*Problem details:* Take the records underneath and set them down exactly.

# # #

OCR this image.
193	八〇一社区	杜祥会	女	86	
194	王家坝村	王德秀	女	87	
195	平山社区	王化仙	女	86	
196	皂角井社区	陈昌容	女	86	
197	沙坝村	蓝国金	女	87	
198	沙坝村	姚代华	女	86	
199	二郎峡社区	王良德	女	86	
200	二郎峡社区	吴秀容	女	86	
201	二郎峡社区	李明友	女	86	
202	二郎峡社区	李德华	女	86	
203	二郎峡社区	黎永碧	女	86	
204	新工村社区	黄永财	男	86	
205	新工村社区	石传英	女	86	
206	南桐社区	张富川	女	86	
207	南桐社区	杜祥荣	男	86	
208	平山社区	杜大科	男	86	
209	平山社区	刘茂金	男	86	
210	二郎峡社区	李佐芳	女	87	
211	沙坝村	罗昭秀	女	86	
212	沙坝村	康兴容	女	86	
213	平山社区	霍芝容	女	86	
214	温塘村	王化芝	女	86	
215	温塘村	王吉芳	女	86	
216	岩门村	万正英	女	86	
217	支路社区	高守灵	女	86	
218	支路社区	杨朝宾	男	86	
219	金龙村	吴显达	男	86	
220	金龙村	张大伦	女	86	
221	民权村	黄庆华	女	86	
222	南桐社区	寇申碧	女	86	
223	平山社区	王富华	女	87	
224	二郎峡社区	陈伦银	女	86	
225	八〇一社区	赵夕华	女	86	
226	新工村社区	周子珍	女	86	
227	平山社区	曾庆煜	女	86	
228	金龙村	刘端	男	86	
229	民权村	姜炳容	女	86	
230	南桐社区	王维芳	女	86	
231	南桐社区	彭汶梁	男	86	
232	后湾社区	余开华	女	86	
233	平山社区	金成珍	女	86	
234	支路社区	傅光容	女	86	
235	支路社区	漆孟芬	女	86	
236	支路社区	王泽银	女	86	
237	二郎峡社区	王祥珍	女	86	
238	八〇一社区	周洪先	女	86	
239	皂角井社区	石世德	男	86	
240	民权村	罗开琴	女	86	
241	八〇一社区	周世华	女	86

# # #

*Answer:*
OCR this image.
193	八〇一社区	杜祥会	女	86	
194	王家坝村	王德秀	女	87	
195	平山社区	王化仙	女	86	
196	皂角井社区	陈昌容	女	86	
197	沙坝村	蓝国金	女	87	
198	沙坝村	姚代华	女	86	
199	二郎峡社区	王良德	女	86	
200	二郎峡社区	吴秀容	女	86	
201	二郎峡社区	李明友	女	86	
202	二郎峡社区	李德华	女	86	
203	二郎峡社区	黎永碧	女	86	
204	新工村社区	黄永财	男	86	
205	新工村社区	石传英	女	86	
206	南桐社区	张富川	女	86	
207	南桐社区	杜祥荣	男	86	
208	平山社区	杜大科	男	86	
209	平山社区	刘茂金	男	86	
210	二郎峡社区	李佐芳	女	87	
211	沙坝村	罗昭秀	女	86	
212	沙坝村	康兴容	女	86	
213	平山社区	霍芝容	女	86	
214	温塘村	王化芝	女	86	
215	温塘村	王吉芳	女	86	
216	岩门村	万正英	女	86	
217	支路社区	高守灵	女	86	
218	支路社区	杨朝宾	男	86	
219	金龙村	吴显达	男	86	
220	金龙村	张大伦	女	86	
221	民权村	黄庆华	女	86	
222	南桐社区	寇申碧	女	86	
223	平山社区	王富华	女	87	
224	二郎峡社区	陈伦银	女	86	
225	八〇一社区	赵夕华	女	86	
226	新工村社区	周子珍	女	86	
227	平山社区	曾庆煜	女	86	
228	金龙村	刘端	男	86	
229	民权村	姜炳容	女	86	
230	南桐社区	王维芳	女	86	
231	南桐社区	彭汶梁	男	86	
232	后湾社区	余开华	女	86	
233	平山社区	金成珍	女	86	
234	支路社区	傅光容	女	86	
235	支路社区	漆孟芬	女	86	
236	支路社区	王泽银	女	86	
237	二郎峡社区	王祥珍	女	86	
238	八〇一社区	周洪先	女	86	
239	皂角井社区	石世德	男	86	
240	民权村	罗开琴	女	86	
241	八〇一社区	周世华	女	86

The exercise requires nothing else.